** Start Rows **

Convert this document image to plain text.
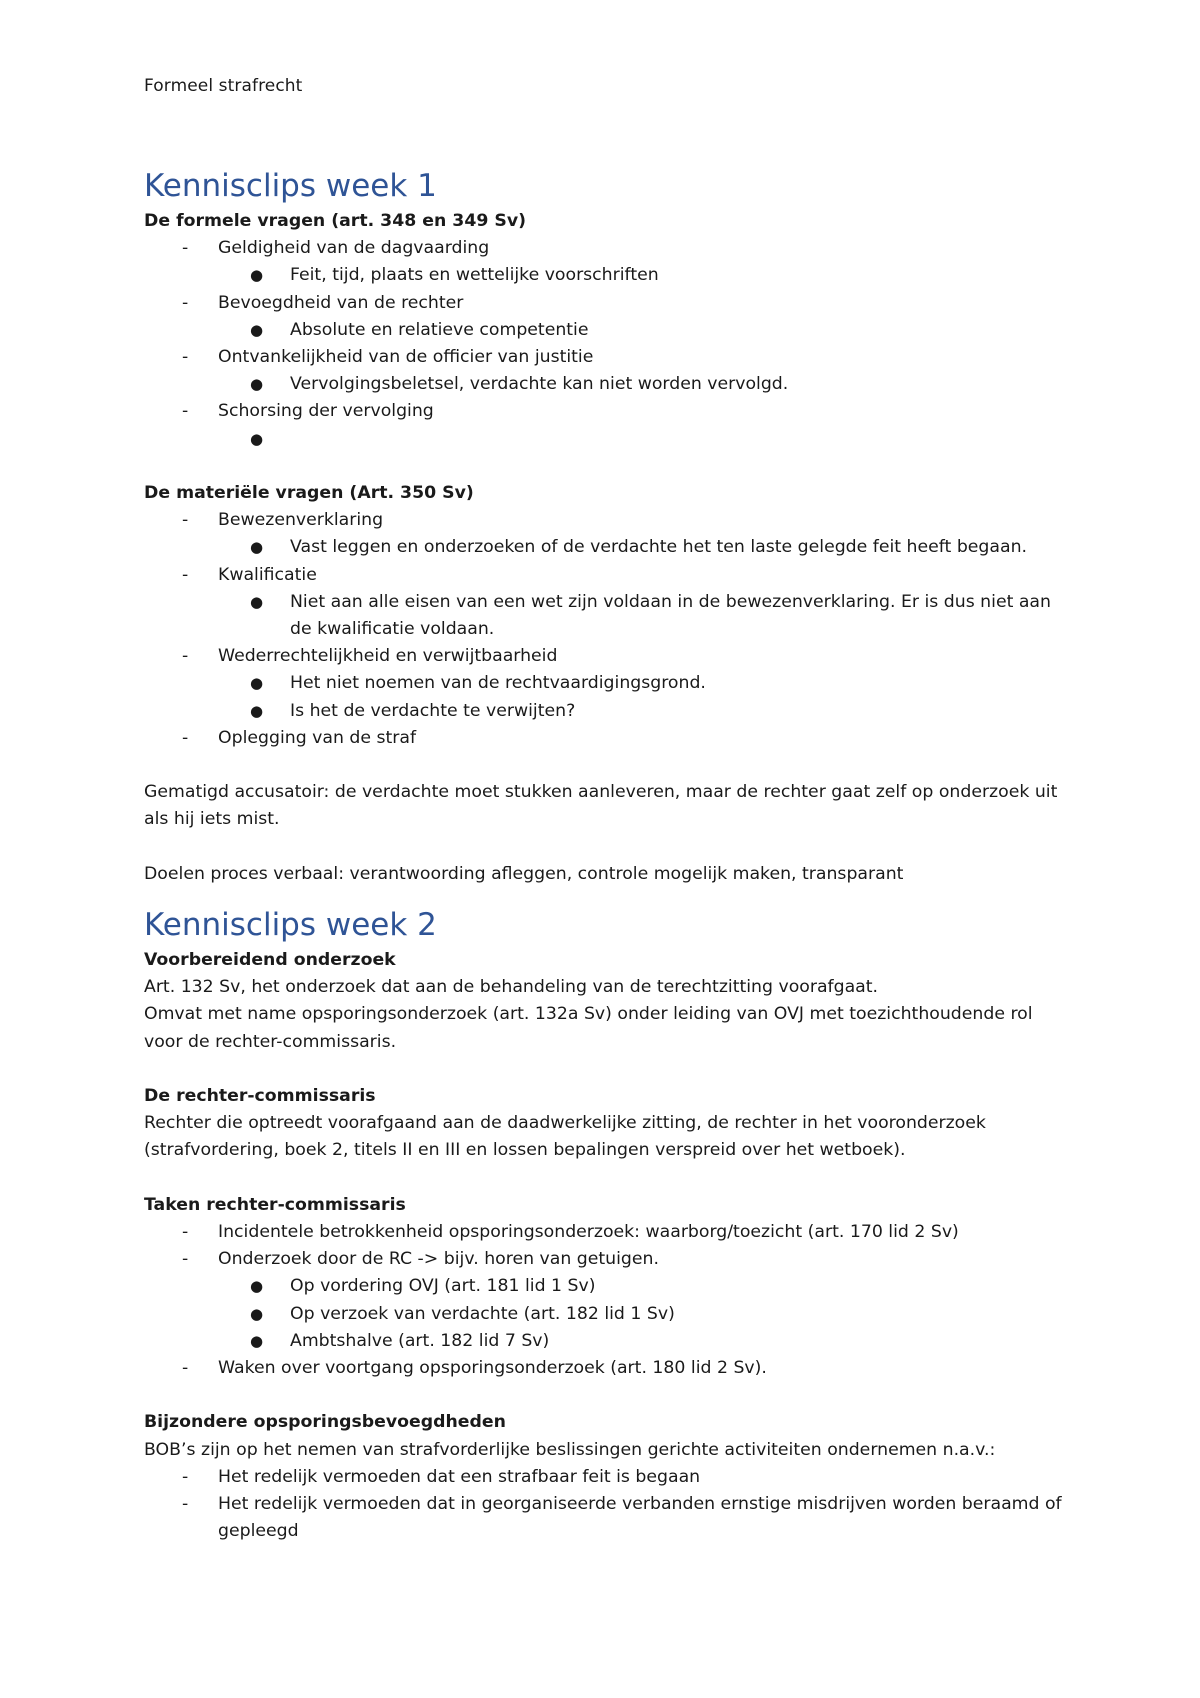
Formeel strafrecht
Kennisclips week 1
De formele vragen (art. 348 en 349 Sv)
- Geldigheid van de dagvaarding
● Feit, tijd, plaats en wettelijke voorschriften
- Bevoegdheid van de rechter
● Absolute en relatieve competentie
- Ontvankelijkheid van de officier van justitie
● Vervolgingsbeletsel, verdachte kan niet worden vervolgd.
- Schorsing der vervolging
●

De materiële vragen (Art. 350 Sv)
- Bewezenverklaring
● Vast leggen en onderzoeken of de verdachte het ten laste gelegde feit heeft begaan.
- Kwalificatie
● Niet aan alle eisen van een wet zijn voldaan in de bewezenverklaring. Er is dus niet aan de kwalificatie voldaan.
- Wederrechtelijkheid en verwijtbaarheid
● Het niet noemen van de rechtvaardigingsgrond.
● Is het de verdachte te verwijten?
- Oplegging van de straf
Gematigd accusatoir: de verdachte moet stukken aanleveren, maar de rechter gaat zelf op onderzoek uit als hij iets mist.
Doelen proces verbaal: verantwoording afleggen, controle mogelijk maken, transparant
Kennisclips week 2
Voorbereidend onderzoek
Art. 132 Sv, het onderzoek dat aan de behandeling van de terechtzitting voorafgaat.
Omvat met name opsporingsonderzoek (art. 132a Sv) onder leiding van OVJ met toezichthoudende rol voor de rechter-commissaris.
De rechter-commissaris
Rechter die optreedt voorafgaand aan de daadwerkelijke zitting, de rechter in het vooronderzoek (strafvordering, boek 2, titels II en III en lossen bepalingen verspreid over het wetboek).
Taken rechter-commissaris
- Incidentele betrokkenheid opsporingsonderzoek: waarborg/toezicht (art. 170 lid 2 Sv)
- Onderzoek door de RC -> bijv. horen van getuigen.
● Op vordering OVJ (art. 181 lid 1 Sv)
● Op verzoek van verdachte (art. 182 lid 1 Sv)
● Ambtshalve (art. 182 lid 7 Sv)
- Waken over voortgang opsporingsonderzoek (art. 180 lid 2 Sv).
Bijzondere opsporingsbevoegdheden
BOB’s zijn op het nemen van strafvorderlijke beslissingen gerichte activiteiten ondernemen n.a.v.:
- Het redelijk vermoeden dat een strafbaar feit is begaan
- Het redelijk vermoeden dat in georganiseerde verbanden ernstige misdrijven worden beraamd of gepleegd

** End Rows **

▶ _Set exercise_:
Leave out the pictures and give the rest of the records again exactly.

▶ _Result of the task_:
Convert this document image to plain text.
Formeel strafrecht
Kennisclips week 1
De formele vragen (art. 348 en 349 Sv)
- Geldigheid van de dagvaarding
● Feit, tijd, plaats en wettelijke voorschriften
- Bevoegdheid van de rechter
● Absolute en relatieve competentie
- Ontvankelijkheid van de officier van justitie
● Vervolgingsbeletsel, verdachte kan niet worden vervolgd.
- Schorsing der vervolging
●

De materiële vragen (Art. 350 Sv)
- Bewezenverklaring
● Vast leggen en onderzoeken of de verdachte het ten laste gelegde feit heeft begaan.
- Kwalificatie
● Niet aan alle eisen van een wet zijn voldaan in de bewezenverklaring. Er is dus niet aan de kwalificatie voldaan.
- Wederrechtelijkheid en verwijtbaarheid
● Het niet noemen van de rechtvaardigingsgrond.
● Is het de verdachte te verwijten?
- Oplegging van de straf
Gematigd accusatoir: de verdachte moet stukken aanleveren, maar de rechter gaat zelf op onderzoek uit als hij iets mist.
Doelen proces verbaal: verantwoording afleggen, controle mogelijk maken, transparant
Kennisclips week 2
Voorbereidend onderzoek
Art. 132 Sv, het onderzoek dat aan de behandeling van de terechtzitting voorafgaat.
Omvat met name opsporingsonderzoek (art. 132a Sv) onder leiding van OVJ met toezichthoudende rol voor de rechter-commissaris.
De rechter-commissaris
Rechter die optreedt voorafgaand aan de daadwerkelijke zitting, de rechter in het vooronderzoek (strafvordering, boek 2, titels II en III en lossen bepalingen verspreid over het wetboek).
Taken rechter-commissaris
- Incidentele betrokkenheid opsporingsonderzoek: waarborg/toezicht (art. 170 lid 2 Sv)
- Onderzoek door de RC -> bijv. horen van getuigen.
● Op vordering OVJ (art. 181 lid 1 Sv)
● Op verzoek van verdachte (art. 182 lid 1 Sv)
● Ambtshalve (art. 182 lid 7 Sv)
- Waken over voortgang opsporingsonderzoek (art. 180 lid 2 Sv).
Bijzondere opsporingsbevoegdheden
BOB’s zijn op het nemen van strafvorderlijke beslissingen gerichte activiteiten ondernemen n.a.v.:
- Het redelijk vermoeden dat een strafbaar feit is begaan
- Het redelijk vermoeden dat in georganiseerde verbanden ernstige misdrijven worden beraamd of gepleegd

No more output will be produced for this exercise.